:: EXERCISE DATA
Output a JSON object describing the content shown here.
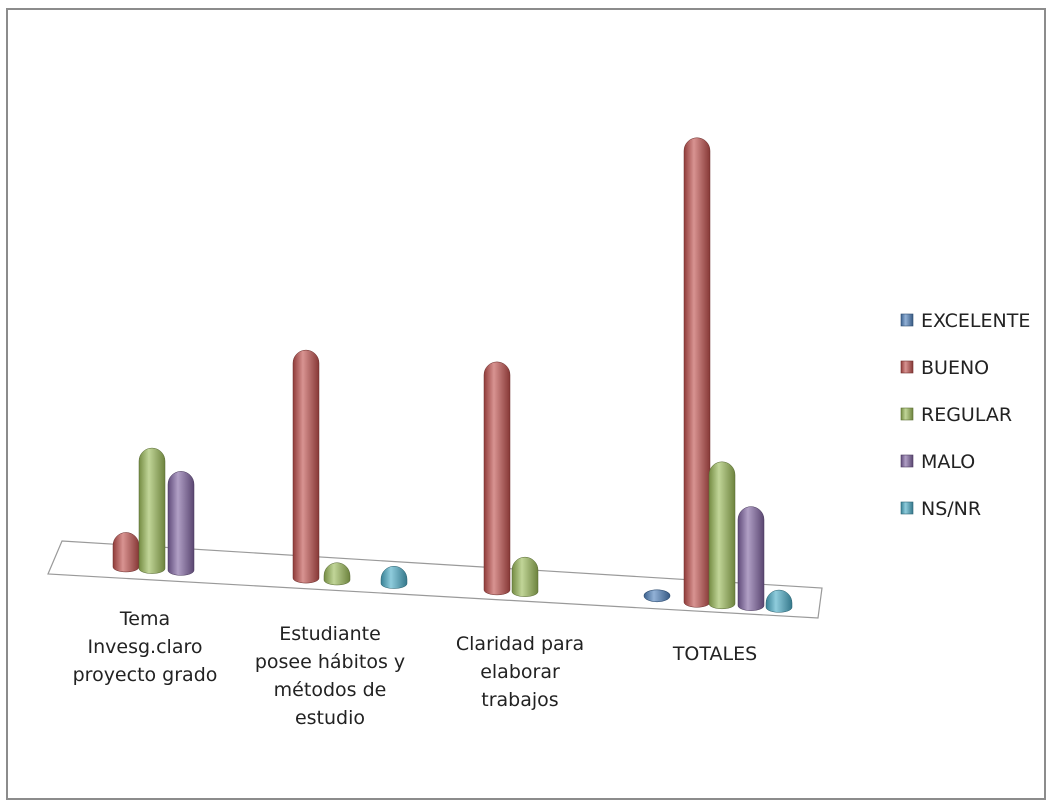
{
  "chart_data": {
    "type": "bar",
    "style": "3d-cylinder",
    "categories": [
      [
        "Tema",
        "Invesg.claro",
        "proyecto grado"
      ],
      [
        "Estudiante",
        "posee hábitos y",
        "métodos  de",
        "estudio"
      ],
      [
        "Claridad para",
        "elaborar",
        "trabajos"
      ],
      [
        "TOTALES"
      ]
    ],
    "series": [
      {
        "name": "EXCELENTE",
        "color": "#4f81bd",
        "values": [
          0,
          0,
          0,
          0
        ]
      },
      {
        "name": "BUENO",
        "color": "#c0504d",
        "values": [
          1,
          10,
          10,
          21
        ]
      },
      {
        "name": "REGULAR",
        "color": "#9bbb59",
        "values": [
          5,
          0.2,
          1,
          6
        ]
      },
      {
        "name": "MALO",
        "color": "#8064a2",
        "values": [
          4,
          0,
          0,
          4
        ]
      },
      {
        "name": "NS/NR",
        "color": "#4bacc6",
        "values": [
          0,
          0.2,
          0,
          0.2
        ]
      }
    ],
    "legend_position": "right",
    "grid": false
  }
}
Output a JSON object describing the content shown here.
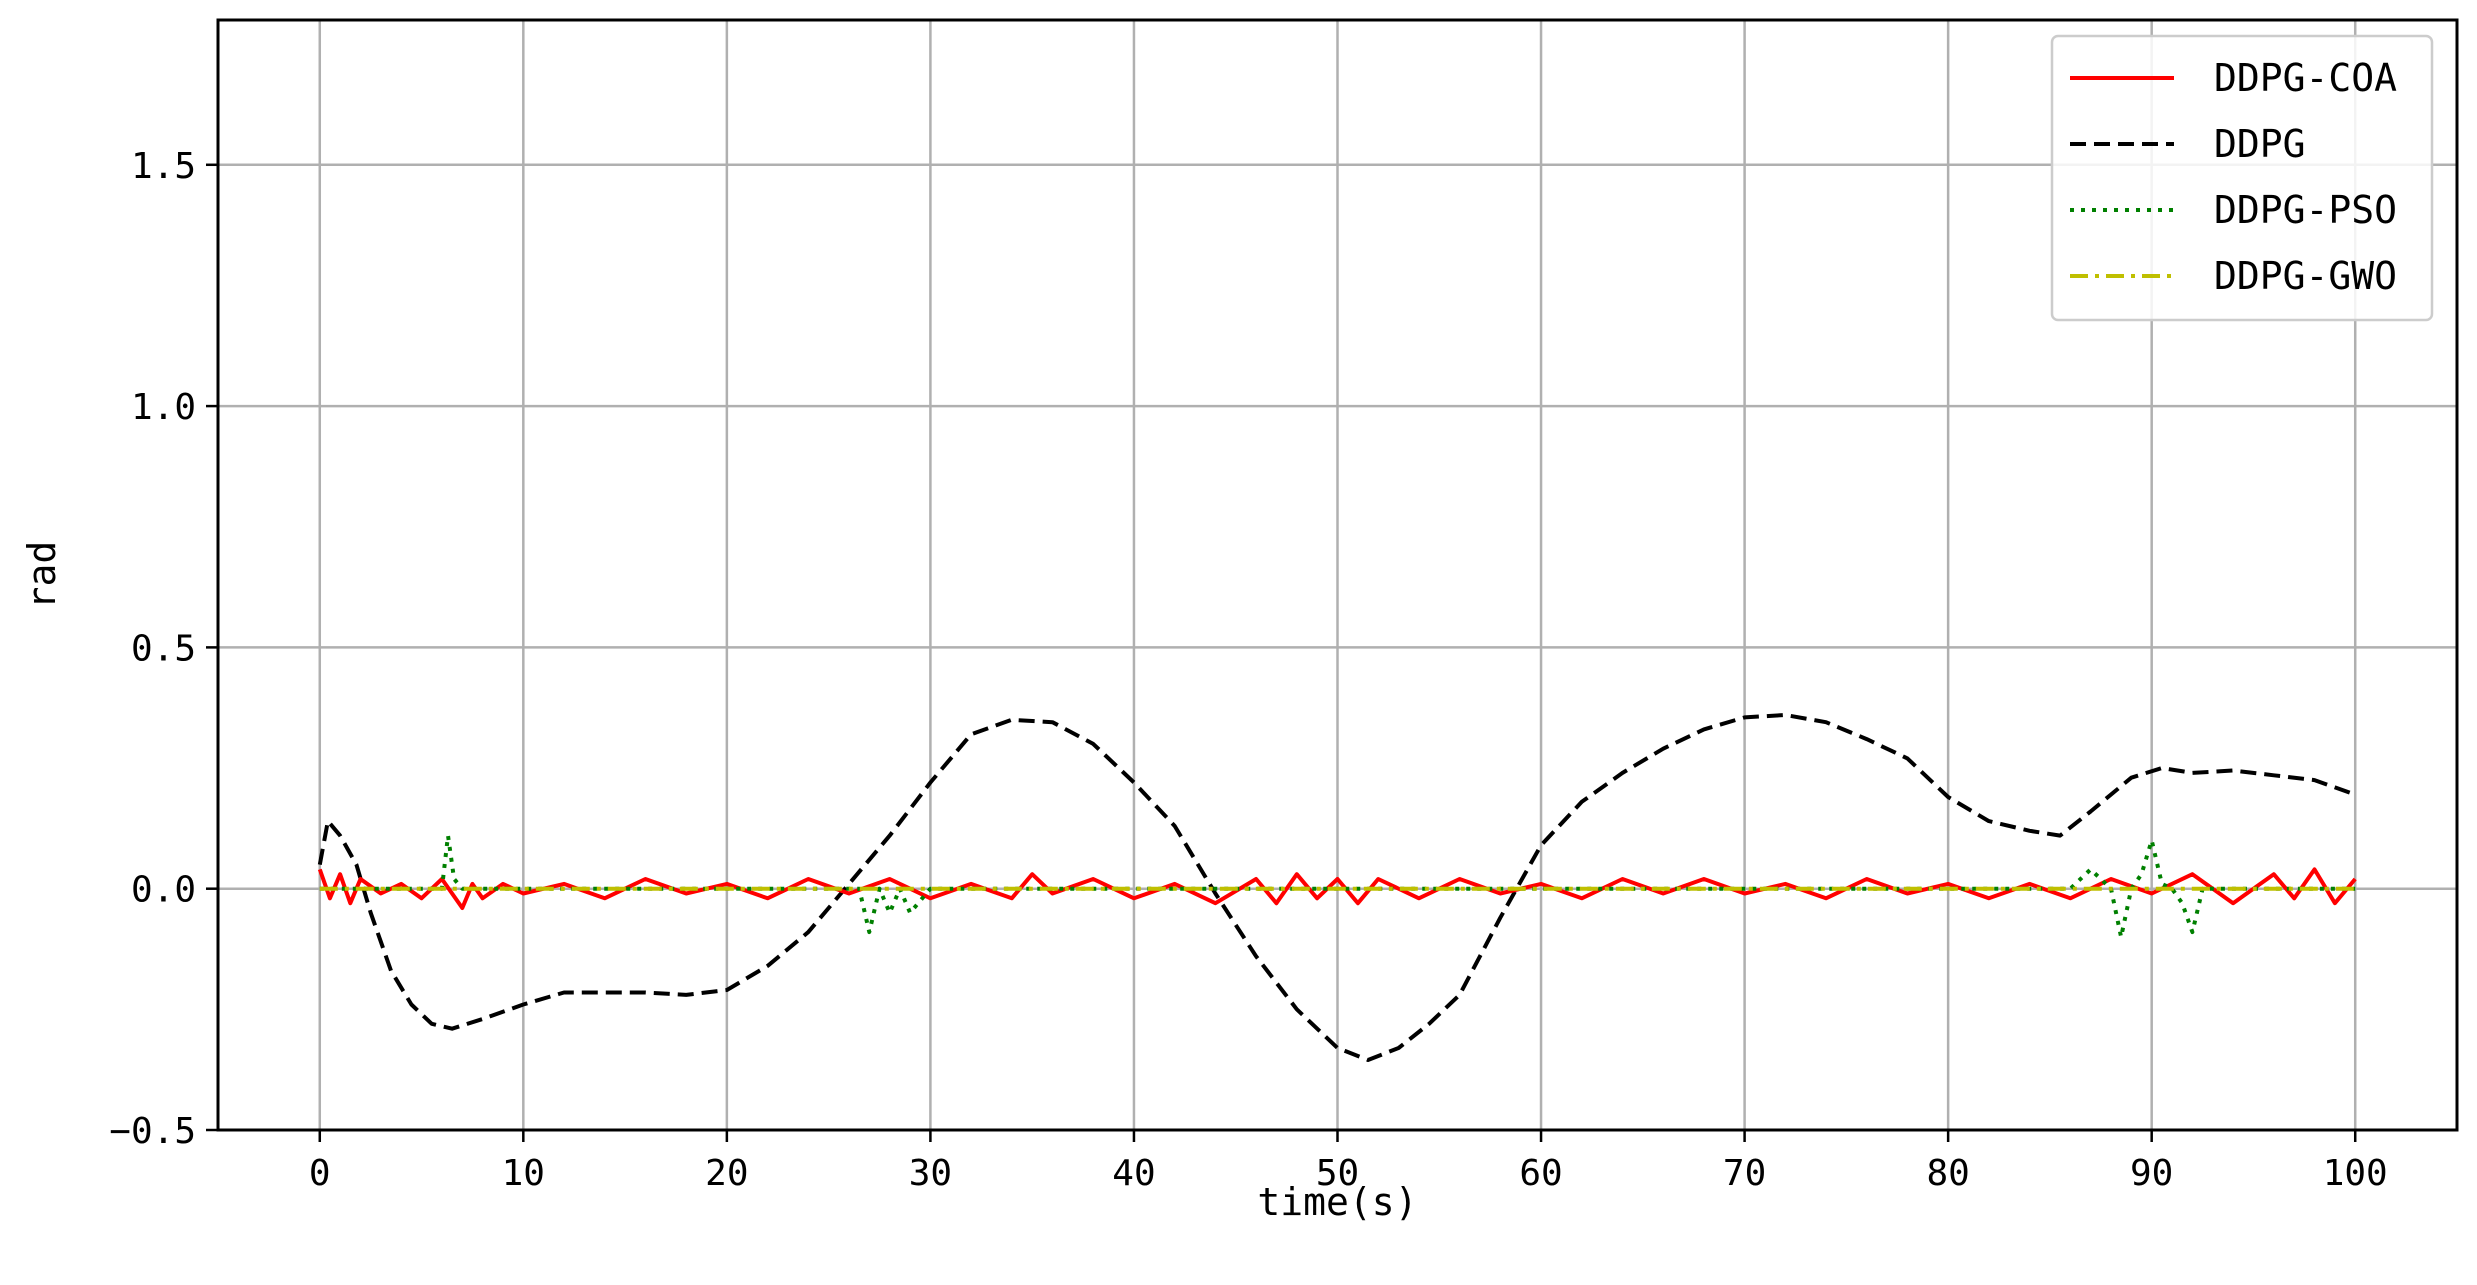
{
  "chart_data": {
    "type": "line",
    "title": "",
    "xlabel": "time(s)",
    "ylabel": "rad",
    "xlim": [
      -5,
      105
    ],
    "ylim": [
      -0.5,
      1.8
    ],
    "x_ticks": [
      0,
      10,
      20,
      30,
      40,
      50,
      60,
      70,
      80,
      90,
      100
    ],
    "x_tick_labels": [
      "0",
      "10",
      "20",
      "30",
      "40",
      "50",
      "60",
      "70",
      "80",
      "90",
      "100"
    ],
    "y_ticks": [
      -0.5,
      0.0,
      0.5,
      1.0,
      1.5
    ],
    "y_tick_labels": [
      "−0.5",
      "0.0",
      "0.5",
      "1.0",
      "1.5"
    ],
    "grid": true,
    "legend_position": "top-right",
    "series": [
      {
        "name": "DDPG-COA",
        "color": "#ff0000",
        "style": "solid",
        "x": [
          0,
          0.5,
          1,
          1.5,
          2,
          3,
          4,
          5,
          6,
          7,
          7.5,
          8,
          9,
          10,
          12,
          14,
          16,
          18,
          20,
          22,
          24,
          26,
          28,
          30,
          32,
          34,
          35,
          36,
          38,
          40,
          42,
          44,
          46,
          47,
          48,
          49,
          50,
          51,
          52,
          54,
          56,
          58,
          60,
          62,
          64,
          66,
          68,
          70,
          72,
          74,
          76,
          78,
          80,
          82,
          84,
          86,
          88,
          90,
          92,
          94,
          96,
          97,
          98,
          99,
          100
        ],
        "y": [
          0.04,
          -0.02,
          0.03,
          -0.03,
          0.02,
          -0.01,
          0.01,
          -0.02,
          0.02,
          -0.04,
          0.01,
          -0.02,
          0.01,
          -0.01,
          0.01,
          -0.02,
          0.02,
          -0.01,
          0.01,
          -0.02,
          0.02,
          -0.01,
          0.02,
          -0.02,
          0.01,
          -0.02,
          0.03,
          -0.01,
          0.02,
          -0.02,
          0.01,
          -0.03,
          0.02,
          -0.03,
          0.03,
          -0.02,
          0.02,
          -0.03,
          0.02,
          -0.02,
          0.02,
          -0.01,
          0.01,
          -0.02,
          0.02,
          -0.01,
          0.02,
          -0.01,
          0.01,
          -0.02,
          0.02,
          -0.01,
          0.01,
          -0.02,
          0.01,
          -0.02,
          0.02,
          -0.01,
          0.03,
          -0.03,
          0.03,
          -0.02,
          0.04,
          -0.03,
          0.02
        ]
      },
      {
        "name": "DDPG",
        "color": "#000000",
        "style": "dashed",
        "x": [
          0,
          0.4,
          1,
          1.8,
          2.5,
          3.5,
          4.5,
          5.5,
          6.5,
          8,
          10,
          12,
          14,
          16,
          18,
          20,
          22,
          24,
          26,
          28,
          30,
          32,
          34,
          36,
          38,
          40,
          42,
          44,
          46,
          48,
          50,
          51.5,
          53,
          54.5,
          56,
          58,
          60,
          62,
          64,
          66,
          68,
          70,
          72,
          74,
          76,
          78,
          80,
          82,
          84,
          85.5,
          87,
          89,
          90.5,
          92,
          94,
          96,
          98,
          100
        ],
        "y": [
          0.05,
          0.14,
          0.11,
          0.05,
          -0.05,
          -0.17,
          -0.24,
          -0.28,
          -0.29,
          -0.27,
          -0.24,
          -0.215,
          -0.215,
          -0.215,
          -0.22,
          -0.21,
          -0.16,
          -0.09,
          0.01,
          0.11,
          0.22,
          0.32,
          0.35,
          0.345,
          0.3,
          0.22,
          0.13,
          -0.01,
          -0.14,
          -0.25,
          -0.33,
          -0.355,
          -0.33,
          -0.28,
          -0.22,
          -0.06,
          0.09,
          0.18,
          0.24,
          0.29,
          0.33,
          0.355,
          0.36,
          0.345,
          0.31,
          0.27,
          0.19,
          0.14,
          0.12,
          0.11,
          0.16,
          0.23,
          0.25,
          0.24,
          0.245,
          0.235,
          0.225,
          0.195
        ]
      },
      {
        "name": "DDPG-PSO",
        "color": "#008000",
        "style": "dotted",
        "x": [
          0,
          3,
          6,
          6.3,
          6.6,
          7,
          10,
          20,
          26.5,
          27,
          27.5,
          28,
          28.5,
          29,
          30,
          40,
          50,
          60,
          70,
          80,
          86,
          87,
          88,
          88.5,
          89,
          89.5,
          90,
          90.5,
          91,
          91.5,
          92,
          92.5,
          95,
          100
        ],
        "y": [
          0,
          0,
          0,
          0.11,
          0.02,
          0,
          0,
          0,
          0,
          -0.09,
          0,
          -0.05,
          0,
          -0.05,
          0,
          0,
          0,
          0,
          0,
          0,
          0,
          0.04,
          0,
          -0.1,
          0,
          0.03,
          0.1,
          0.01,
          0,
          -0.03,
          -0.09,
          0,
          0,
          0
        ]
      },
      {
        "name": "DDPG-GWO",
        "color": "#bfbf00",
        "style": "dashdot",
        "x": [
          0,
          10,
          20,
          30,
          40,
          50,
          60,
          70,
          80,
          90,
          100
        ],
        "y": [
          0,
          0,
          0,
          0,
          0,
          0,
          0,
          0,
          0,
          0,
          0
        ]
      }
    ]
  }
}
::::
Reproduce the records above exactly, leaving out every picture they contain.

REPLY.
Output a JSON object describing the content shown here.
{
  "chart_data": {
    "type": "bar",
    "style": "3d-cylinder",
    "categories": [
      [
        "Tema",
        "Invesg.claro",
        "proyecto grado"
      ],
      [
        "Estudiante",
        "posee hábitos y",
        "métodos  de",
        "estudio"
      ],
      [
        "Claridad para",
        "elaborar",
        "trabajos"
      ],
      [
        "TOTALES"
      ]
    ],
    "series": [
      {
        "name": "EXCELENTE",
        "color": "#4f81bd",
        "values": [
          0,
          0,
          0,
          0
        ]
      },
      {
        "name": "BUENO",
        "color": "#c0504d",
        "values": [
          1,
          10,
          10,
          21
        ]
      },
      {
        "name": "REGULAR",
        "color": "#9bbb59",
        "values": [
          5,
          0.2,
          1,
          6
        ]
      },
      {
        "name": "MALO",
        "color": "#8064a2",
        "values": [
          4,
          0,
          0,
          4
        ]
      },
      {
        "name": "NS/NR",
        "color": "#4bacc6",
        "values": [
          0,
          0.2,
          0,
          0.2
        ]
      }
    ],
    "legend_position": "right",
    "grid": false
  }
}
Output a JSON object describing the content shown here.
{
  "chart_data": {
    "type": "line",
    "title": "",
    "xlabel": "time(s)",
    "ylabel": "rad",
    "xlim": [
      -5,
      105
    ],
    "ylim": [
      -0.5,
      1.8
    ],
    "x_ticks": [
      0,
      10,
      20,
      30,
      40,
      50,
      60,
      70,
      80,
      90,
      100
    ],
    "x_tick_labels": [
      "0",
      "10",
      "20",
      "30",
      "40",
      "50",
      "60",
      "70",
      "80",
      "90",
      "100"
    ],
    "y_ticks": [
      -0.5,
      0.0,
      0.5,
      1.0,
      1.5
    ],
    "y_tick_labels": [
      "−0.5",
      "0.0",
      "0.5",
      "1.0",
      "1.5"
    ],
    "grid": true,
    "legend_position": "top-right",
    "series": [
      {
        "name": "DDPG-COA",
        "color": "#ff0000",
        "style": "solid",
        "x": [
          0,
          0.5,
          1,
          1.5,
          2,
          3,
          4,
          5,
          6,
          7,
          7.5,
          8,
          9,
          10,
          12,
          14,
          16,
          18,
          20,
          22,
          24,
          26,
          28,
          30,
          32,
          34,
          35,
          36,
          38,
          40,
          42,
          44,
          46,
          47,
          48,
          49,
          50,
          51,
          52,
          54,
          56,
          58,
          60,
          62,
          64,
          66,
          68,
          70,
          72,
          74,
          76,
          78,
          80,
          82,
          84,
          86,
          88,
          90,
          92,
          94,
          96,
          97,
          98,
          99,
          100
        ],
        "y": [
          0.04,
          -0.02,
          0.03,
          -0.03,
          0.02,
          -0.01,
          0.01,
          -0.02,
          0.02,
          -0.04,
          0.01,
          -0.02,
          0.01,
          -0.01,
          0.01,
          -0.02,
          0.02,
          -0.01,
          0.01,
          -0.02,
          0.02,
          -0.01,
          0.02,
          -0.02,
          0.01,
          -0.02,
          0.03,
          -0.01,
          0.02,
          -0.02,
          0.01,
          -0.03,
          0.02,
          -0.03,
          0.03,
          -0.02,
          0.02,
          -0.03,
          0.02,
          -0.02,
          0.02,
          -0.01,
          0.01,
          -0.02,
          0.02,
          -0.01,
          0.02,
          -0.01,
          0.01,
          -0.02,
          0.02,
          -0.01,
          0.01,
          -0.02,
          0.01,
          -0.02,
          0.02,
          -0.01,
          0.03,
          -0.03,
          0.03,
          -0.02,
          0.04,
          -0.03,
          0.02
        ]
      },
      {
        "name": "DDPG",
        "color": "#000000",
        "style": "dashed",
        "x": [
          0,
          0.4,
          1,
          1.8,
          2.5,
          3.5,
          4.5,
          5.5,
          6.5,
          8,
          10,
          12,
          14,
          16,
          18,
          20,
          22,
          24,
          26,
          28,
          30,
          32,
          34,
          36,
          38,
          40,
          42,
          44,
          46,
          48,
          50,
          51.5,
          53,
          54.5,
          56,
          58,
          60,
          62,
          64,
          66,
          68,
          70,
          72,
          74,
          76,
          78,
          80,
          82,
          84,
          85.5,
          87,
          89,
          90.5,
          92,
          94,
          96,
          98,
          100
        ],
        "y": [
          0.05,
          0.14,
          0.11,
          0.05,
          -0.05,
          -0.17,
          -0.24,
          -0.28,
          -0.29,
          -0.27,
          -0.24,
          -0.215,
          -0.215,
          -0.215,
          -0.22,
          -0.21,
          -0.16,
          -0.09,
          0.01,
          0.11,
          0.22,
          0.32,
          0.35,
          0.345,
          0.3,
          0.22,
          0.13,
          -0.01,
          -0.14,
          -0.25,
          -0.33,
          -0.355,
          -0.33,
          -0.28,
          -0.22,
          -0.06,
          0.09,
          0.18,
          0.24,
          0.29,
          0.33,
          0.355,
          0.36,
          0.345,
          0.31,
          0.27,
          0.19,
          0.14,
          0.12,
          0.11,
          0.16,
          0.23,
          0.25,
          0.24,
          0.245,
          0.235,
          0.225,
          0.195
        ]
      },
      {
        "name": "DDPG-PSO",
        "color": "#008000",
        "style": "dotted",
        "x": [
          0,
          3,
          6,
          6.3,
          6.6,
          7,
          10,
          20,
          26.5,
          27,
          27.5,
          28,
          28.5,
          29,
          30,
          40,
          50,
          60,
          70,
          80,
          86,
          87,
          88,
          88.5,
          89,
          89.5,
          90,
          90.5,
          91,
          91.5,
          92,
          92.5,
          95,
          100
        ],
        "y": [
          0,
          0,
          0,
          0.11,
          0.02,
          0,
          0,
          0,
          0,
          -0.09,
          0,
          -0.05,
          0,
          -0.05,
          0,
          0,
          0,
          0,
          0,
          0,
          0,
          0.04,
          0,
          -0.1,
          0,
          0.03,
          0.1,
          0.01,
          0,
          -0.03,
          -0.09,
          0,
          0,
          0
        ]
      },
      {
        "name": "DDPG-GWO",
        "color": "#bfbf00",
        "style": "dashdot",
        "x": [
          0,
          10,
          20,
          30,
          40,
          50,
          60,
          70,
          80,
          90,
          100
        ],
        "y": [
          0,
          0,
          0,
          0,
          0,
          0,
          0,
          0,
          0,
          0,
          0
        ]
      }
    ]
  }
}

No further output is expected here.